Requirements — Reproduce the records below exactly as given.

[start of Extracted records]

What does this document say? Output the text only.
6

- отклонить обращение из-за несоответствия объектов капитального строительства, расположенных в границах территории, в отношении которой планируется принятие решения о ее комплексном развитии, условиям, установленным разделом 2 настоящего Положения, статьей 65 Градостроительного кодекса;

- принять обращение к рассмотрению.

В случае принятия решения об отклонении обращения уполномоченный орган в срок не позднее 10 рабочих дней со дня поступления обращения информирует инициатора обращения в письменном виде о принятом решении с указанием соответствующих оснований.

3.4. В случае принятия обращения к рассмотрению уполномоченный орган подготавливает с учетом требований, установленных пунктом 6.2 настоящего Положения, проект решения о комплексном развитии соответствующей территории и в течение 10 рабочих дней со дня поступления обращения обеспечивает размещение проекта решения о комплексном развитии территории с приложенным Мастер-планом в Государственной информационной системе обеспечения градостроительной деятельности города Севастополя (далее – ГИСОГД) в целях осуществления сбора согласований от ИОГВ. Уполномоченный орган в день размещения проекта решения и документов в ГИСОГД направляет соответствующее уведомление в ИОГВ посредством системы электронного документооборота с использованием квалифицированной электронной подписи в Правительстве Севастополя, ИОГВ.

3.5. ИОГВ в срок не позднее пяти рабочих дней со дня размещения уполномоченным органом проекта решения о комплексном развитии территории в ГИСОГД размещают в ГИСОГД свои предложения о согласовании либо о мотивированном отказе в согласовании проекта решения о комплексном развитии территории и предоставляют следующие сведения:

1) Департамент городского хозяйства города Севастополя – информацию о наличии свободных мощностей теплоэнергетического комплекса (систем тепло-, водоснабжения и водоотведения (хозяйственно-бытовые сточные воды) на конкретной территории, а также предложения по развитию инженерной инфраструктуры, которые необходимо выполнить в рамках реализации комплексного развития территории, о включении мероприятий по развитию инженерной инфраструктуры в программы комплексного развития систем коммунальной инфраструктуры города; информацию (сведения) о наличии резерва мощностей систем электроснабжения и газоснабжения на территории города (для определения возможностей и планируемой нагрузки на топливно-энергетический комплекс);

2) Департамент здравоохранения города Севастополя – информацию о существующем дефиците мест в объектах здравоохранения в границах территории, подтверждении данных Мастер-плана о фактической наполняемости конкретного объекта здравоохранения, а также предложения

[end of Extracted records]

Output below —
What does this document say? Output the text only.
6

- отклонить обращение из-за несоответствия объектов капитального строительства, расположенных в границах территории, в отношении которой планируется принятие решения о ее комплексном развитии, условиям, установленным разделом 2 настоящего Положения, статьей 65 Градостроительного кодекса;

- принять обращение к рассмотрению.

В случае принятия решения об отклонении обращения уполномоченный орган в срок не позднее 10 рабочих дней со дня поступления обращения информирует инициатора обращения в письменном виде о принятом решении с указанием соответствующих оснований.

3.4. В случае принятия обращения к рассмотрению уполномоченный орган подготавливает с учетом требований, установленных пунктом 6.2 настоящего Положения, проект решения о комплексном развитии соответствующей территории и в течение 10 рабочих дней со дня поступления обращения обеспечивает размещение проекта решения о комплексном развитии территории с приложенным Мастер-планом в Государственной информационной системе обеспечения градостроительной деятельности города Севастополя (далее – ГИСОГД) в целях осуществления сбора согласований от ИОГВ. Уполномоченный орган в день размещения проекта решения и документов в ГИСОГД направляет соответствующее уведомление в ИОГВ посредством системы электронного документооборота с использованием квалифицированной электронной подписи в Правительстве Севастополя, ИОГВ.

3.5. ИОГВ в срок не позднее пяти рабочих дней со дня размещения уполномоченным органом проекта решения о комплексном развитии территории в ГИСОГД размещают в ГИСОГД свои предложения о согласовании либо о мотивированном отказе в согласовании проекта решения о комплексном развитии территории и предоставляют следующие сведения:

1) Департамент городского хозяйства города Севастополя – информацию о наличии свободных мощностей теплоэнергетического комплекса (систем тепло-, водоснабжения и водоотведения (хозяйственно-бытовые сточные воды) на конкретной территории, а также предложения по развитию инженерной инфраструктуры, которые необходимо выполнить в рамках реализации комплексного развития территории, о включении мероприятий по развитию инженерной инфраструктуры в программы комплексного развития систем коммунальной инфраструктуры города; информацию (сведения) о наличии резерва мощностей систем электроснабжения и газоснабжения на территории города (для определения возможностей и планируемой нагрузки на топливно-энергетический комплекс);

2) Департамент здравоохранения города Севастополя – информацию о существующем дефиците мест в объектах здравоохранения в границах территории, подтверждении данных Мастер-плана о фактической наполняемости конкретного объекта здравоохранения, а также предложения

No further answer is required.